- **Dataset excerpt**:

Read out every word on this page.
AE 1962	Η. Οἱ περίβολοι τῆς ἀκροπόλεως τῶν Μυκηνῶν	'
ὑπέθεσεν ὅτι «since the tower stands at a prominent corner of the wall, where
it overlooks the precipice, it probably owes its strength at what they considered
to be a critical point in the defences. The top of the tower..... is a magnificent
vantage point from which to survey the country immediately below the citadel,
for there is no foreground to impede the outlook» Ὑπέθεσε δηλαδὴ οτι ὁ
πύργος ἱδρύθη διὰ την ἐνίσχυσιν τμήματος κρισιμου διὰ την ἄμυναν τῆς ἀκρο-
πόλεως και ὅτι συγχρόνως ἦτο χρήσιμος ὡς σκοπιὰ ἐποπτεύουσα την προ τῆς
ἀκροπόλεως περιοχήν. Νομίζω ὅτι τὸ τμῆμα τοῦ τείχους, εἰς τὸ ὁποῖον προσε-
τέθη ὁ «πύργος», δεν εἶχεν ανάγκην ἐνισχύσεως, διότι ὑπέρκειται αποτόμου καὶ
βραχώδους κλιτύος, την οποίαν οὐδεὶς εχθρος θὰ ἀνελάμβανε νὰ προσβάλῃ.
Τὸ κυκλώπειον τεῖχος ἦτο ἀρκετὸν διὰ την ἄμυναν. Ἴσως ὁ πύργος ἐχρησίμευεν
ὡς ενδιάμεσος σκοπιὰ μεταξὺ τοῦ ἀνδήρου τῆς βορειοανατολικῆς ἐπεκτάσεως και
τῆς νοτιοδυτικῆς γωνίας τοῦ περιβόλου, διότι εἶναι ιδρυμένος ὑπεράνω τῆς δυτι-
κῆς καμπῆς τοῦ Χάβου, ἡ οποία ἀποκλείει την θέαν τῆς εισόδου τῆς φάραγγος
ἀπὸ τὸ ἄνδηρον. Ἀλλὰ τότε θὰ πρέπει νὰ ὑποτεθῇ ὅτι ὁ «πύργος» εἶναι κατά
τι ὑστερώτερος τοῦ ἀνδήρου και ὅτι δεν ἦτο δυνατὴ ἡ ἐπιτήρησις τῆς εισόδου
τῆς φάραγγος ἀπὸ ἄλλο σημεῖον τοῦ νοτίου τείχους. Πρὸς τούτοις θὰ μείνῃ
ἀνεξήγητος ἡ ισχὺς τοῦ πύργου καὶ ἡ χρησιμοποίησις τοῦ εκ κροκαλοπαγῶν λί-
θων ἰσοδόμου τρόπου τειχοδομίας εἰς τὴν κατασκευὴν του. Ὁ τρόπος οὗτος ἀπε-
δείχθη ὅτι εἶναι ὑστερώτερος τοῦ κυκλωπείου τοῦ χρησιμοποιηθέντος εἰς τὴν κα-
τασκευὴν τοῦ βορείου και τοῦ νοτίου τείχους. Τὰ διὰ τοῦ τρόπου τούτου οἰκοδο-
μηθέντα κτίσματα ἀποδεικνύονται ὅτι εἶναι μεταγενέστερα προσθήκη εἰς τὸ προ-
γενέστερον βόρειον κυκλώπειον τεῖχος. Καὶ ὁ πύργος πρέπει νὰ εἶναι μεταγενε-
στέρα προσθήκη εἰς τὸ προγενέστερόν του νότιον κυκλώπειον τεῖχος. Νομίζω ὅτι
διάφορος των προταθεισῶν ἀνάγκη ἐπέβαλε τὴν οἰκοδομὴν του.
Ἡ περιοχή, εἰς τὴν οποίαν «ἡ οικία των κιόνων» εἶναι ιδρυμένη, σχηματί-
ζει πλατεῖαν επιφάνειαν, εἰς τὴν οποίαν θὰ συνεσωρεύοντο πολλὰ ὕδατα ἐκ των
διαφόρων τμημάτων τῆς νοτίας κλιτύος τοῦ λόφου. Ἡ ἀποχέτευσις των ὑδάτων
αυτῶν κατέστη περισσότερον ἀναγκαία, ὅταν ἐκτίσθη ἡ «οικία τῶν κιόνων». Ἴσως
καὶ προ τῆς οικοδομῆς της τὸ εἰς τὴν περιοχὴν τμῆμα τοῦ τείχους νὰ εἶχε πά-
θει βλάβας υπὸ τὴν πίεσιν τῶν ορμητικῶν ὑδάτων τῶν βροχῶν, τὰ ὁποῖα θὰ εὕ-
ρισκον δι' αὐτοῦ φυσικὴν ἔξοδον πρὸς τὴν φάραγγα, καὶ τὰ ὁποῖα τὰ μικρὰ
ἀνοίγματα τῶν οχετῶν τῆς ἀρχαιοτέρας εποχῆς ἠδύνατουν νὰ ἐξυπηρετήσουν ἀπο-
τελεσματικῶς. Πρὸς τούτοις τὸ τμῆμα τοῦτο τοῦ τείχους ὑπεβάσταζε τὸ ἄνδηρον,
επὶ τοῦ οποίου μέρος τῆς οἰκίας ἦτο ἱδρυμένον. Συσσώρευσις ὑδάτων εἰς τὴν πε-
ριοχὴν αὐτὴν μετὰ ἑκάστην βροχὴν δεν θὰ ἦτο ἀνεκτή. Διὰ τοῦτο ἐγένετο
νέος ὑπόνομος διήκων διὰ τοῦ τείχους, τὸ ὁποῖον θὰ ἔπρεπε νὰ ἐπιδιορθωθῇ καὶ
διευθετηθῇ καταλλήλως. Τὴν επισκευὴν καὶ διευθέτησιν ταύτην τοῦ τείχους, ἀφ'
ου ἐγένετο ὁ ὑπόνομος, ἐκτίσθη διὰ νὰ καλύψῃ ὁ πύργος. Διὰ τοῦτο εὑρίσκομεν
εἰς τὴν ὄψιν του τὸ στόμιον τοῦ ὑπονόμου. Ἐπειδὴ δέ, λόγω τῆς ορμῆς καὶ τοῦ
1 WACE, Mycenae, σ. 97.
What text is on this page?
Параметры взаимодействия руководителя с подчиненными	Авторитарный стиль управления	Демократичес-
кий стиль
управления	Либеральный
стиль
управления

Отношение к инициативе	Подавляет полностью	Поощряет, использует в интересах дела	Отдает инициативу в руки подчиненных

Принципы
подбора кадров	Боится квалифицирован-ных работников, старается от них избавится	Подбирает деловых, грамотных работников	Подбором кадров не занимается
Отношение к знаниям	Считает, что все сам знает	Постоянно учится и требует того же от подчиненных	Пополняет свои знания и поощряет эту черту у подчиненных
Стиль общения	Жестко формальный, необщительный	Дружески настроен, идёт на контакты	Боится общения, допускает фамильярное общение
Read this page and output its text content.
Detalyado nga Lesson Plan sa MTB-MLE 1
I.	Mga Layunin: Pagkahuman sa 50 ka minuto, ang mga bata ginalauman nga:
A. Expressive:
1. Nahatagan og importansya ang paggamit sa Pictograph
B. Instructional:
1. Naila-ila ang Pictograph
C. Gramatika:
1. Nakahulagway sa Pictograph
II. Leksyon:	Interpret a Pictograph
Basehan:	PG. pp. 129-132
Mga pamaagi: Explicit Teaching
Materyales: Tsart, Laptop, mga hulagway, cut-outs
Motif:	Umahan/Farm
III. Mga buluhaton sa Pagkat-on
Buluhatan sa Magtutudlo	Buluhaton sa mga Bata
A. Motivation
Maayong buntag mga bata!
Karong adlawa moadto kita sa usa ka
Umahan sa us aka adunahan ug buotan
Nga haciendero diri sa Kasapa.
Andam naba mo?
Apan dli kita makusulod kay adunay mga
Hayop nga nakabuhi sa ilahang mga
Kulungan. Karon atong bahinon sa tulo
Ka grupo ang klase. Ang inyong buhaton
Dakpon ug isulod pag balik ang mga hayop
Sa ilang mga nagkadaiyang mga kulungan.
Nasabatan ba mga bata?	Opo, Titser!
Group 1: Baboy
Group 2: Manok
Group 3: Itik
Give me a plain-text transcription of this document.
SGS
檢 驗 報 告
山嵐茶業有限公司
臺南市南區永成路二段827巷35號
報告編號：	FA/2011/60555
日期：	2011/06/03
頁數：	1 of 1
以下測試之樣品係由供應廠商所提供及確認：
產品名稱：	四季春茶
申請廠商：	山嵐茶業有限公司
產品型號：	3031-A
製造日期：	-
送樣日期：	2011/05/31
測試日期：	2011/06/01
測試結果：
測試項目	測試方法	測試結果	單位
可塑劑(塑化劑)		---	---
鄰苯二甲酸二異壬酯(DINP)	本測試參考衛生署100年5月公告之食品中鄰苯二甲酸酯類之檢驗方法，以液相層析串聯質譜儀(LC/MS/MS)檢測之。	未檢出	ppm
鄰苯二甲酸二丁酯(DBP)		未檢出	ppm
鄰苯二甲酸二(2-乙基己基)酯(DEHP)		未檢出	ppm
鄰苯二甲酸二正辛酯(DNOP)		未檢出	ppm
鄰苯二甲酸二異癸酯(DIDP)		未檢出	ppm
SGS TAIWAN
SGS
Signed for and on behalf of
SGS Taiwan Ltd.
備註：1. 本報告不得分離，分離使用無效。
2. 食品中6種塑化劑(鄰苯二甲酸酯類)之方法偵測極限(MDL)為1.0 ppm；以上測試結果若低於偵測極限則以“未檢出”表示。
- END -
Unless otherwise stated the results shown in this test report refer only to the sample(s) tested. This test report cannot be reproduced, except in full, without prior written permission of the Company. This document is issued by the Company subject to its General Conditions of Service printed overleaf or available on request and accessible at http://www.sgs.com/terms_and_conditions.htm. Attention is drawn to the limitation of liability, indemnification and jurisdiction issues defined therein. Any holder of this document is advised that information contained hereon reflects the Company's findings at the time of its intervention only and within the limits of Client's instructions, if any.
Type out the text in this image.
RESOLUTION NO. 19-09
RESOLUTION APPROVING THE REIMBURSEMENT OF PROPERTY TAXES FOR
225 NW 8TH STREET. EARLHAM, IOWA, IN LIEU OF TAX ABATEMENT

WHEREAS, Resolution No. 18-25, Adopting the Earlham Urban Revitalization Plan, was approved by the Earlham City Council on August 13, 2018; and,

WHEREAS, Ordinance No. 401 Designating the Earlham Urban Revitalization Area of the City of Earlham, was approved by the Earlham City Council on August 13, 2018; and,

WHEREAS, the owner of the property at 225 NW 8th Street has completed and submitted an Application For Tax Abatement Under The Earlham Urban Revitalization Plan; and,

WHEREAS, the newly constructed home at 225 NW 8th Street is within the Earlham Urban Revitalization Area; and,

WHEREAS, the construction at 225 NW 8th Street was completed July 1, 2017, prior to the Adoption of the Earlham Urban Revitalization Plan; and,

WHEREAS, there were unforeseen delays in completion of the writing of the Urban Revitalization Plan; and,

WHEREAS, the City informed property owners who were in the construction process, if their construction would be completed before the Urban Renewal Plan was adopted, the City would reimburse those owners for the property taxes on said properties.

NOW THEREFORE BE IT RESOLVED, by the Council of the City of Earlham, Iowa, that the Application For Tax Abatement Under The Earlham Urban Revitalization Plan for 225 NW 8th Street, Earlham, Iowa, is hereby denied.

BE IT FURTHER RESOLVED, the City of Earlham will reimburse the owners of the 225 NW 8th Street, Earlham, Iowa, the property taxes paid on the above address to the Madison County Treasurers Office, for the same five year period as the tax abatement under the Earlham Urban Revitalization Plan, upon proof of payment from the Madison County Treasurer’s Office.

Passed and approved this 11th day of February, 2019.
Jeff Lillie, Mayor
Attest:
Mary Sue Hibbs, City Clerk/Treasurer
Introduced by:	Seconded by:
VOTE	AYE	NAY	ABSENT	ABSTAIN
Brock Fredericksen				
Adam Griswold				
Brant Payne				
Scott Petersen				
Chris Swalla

- **EXERCISE AIM**: Going through the entries above, tally each line that has the word "οικία". Answer with the number only.

- **RESULT FOR THIS EXERCISE**: 2